Given exercise:
Among the entries below, count the lines that contain the word "genannt". Write down only the total.

Record extracts:
** START **
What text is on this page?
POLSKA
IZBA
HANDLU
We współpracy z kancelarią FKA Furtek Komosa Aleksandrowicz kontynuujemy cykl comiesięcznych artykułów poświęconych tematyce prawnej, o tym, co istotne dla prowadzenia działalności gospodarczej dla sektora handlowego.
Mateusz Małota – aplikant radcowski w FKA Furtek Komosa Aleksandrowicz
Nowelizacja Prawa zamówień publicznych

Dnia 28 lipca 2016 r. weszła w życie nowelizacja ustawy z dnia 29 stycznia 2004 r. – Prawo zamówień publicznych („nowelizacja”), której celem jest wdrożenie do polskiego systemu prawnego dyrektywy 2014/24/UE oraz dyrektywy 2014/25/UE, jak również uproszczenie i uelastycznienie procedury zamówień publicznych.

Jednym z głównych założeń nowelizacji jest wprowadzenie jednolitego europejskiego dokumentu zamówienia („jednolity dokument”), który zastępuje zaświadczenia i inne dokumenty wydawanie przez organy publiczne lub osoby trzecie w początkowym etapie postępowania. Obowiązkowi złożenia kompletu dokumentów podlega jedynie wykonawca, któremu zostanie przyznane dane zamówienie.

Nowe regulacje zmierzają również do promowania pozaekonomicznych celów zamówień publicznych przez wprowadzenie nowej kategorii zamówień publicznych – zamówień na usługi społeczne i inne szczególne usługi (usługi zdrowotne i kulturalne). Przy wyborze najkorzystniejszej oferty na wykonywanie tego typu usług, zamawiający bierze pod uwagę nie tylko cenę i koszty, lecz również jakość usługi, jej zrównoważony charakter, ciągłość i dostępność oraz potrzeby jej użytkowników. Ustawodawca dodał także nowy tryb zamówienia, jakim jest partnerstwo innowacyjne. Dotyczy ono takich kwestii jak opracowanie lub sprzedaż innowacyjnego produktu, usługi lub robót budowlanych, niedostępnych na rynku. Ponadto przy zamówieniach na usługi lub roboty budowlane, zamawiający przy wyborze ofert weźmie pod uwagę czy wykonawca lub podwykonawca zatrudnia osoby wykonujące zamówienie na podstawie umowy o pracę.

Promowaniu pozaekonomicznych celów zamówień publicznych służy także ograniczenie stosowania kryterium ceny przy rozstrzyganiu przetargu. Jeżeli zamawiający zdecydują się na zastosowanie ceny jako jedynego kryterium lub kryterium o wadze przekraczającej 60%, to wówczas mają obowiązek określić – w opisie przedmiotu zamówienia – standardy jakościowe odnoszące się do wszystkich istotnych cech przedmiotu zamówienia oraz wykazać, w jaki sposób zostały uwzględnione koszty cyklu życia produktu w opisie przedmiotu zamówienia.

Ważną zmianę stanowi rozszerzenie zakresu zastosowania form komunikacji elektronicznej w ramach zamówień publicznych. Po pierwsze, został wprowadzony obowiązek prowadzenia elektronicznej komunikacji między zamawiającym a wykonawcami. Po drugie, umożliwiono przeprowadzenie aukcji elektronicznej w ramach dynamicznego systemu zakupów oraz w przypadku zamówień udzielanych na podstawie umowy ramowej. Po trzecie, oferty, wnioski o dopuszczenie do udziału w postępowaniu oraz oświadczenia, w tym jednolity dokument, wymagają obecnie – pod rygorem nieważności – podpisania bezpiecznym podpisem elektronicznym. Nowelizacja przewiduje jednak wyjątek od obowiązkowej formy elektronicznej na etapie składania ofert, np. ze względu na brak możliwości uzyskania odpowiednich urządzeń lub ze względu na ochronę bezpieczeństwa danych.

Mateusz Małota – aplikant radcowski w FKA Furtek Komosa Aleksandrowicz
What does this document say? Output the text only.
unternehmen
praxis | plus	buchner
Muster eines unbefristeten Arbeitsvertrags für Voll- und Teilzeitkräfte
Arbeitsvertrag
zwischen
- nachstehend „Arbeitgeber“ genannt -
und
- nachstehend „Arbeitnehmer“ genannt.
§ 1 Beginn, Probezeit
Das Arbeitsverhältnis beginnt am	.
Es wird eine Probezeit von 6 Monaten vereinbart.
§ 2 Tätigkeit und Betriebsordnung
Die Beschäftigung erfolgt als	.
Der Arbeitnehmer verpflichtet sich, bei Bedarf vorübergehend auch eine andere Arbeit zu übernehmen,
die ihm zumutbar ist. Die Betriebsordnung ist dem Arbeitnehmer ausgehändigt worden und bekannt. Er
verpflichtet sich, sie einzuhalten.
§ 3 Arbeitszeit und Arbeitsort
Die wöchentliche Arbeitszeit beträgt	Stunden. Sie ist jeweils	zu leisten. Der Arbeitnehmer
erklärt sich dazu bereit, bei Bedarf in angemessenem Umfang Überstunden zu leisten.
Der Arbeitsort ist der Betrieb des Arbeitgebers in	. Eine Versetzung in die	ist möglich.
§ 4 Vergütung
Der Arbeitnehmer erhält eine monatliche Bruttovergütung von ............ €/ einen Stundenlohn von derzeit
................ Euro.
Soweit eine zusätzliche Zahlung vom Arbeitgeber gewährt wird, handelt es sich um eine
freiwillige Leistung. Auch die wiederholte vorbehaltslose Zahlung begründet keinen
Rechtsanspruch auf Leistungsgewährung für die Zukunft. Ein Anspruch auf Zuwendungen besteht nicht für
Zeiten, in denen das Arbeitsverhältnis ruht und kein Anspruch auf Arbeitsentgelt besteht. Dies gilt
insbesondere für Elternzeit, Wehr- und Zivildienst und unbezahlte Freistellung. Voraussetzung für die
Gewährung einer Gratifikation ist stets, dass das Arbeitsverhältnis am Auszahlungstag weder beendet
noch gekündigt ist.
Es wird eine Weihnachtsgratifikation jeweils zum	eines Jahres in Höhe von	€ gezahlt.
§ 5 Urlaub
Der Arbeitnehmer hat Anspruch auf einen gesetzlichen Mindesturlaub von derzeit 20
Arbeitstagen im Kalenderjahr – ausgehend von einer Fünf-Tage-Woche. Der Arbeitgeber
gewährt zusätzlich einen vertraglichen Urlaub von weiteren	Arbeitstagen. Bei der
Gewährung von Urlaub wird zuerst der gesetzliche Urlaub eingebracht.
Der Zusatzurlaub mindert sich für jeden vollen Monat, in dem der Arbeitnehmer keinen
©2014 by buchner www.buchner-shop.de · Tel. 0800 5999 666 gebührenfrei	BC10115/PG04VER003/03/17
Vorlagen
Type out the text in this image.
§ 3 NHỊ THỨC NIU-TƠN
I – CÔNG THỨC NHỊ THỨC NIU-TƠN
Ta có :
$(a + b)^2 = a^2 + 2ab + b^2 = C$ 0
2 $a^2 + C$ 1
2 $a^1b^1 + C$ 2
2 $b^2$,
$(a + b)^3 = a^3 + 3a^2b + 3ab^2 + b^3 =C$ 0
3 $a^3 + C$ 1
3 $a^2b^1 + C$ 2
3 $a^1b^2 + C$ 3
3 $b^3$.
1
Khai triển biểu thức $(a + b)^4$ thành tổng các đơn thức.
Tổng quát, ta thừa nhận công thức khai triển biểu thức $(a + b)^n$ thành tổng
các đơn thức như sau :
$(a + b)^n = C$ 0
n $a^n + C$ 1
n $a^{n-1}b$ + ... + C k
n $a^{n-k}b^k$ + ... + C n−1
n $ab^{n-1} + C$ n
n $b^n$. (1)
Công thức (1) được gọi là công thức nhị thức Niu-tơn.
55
** END **
Task result:
2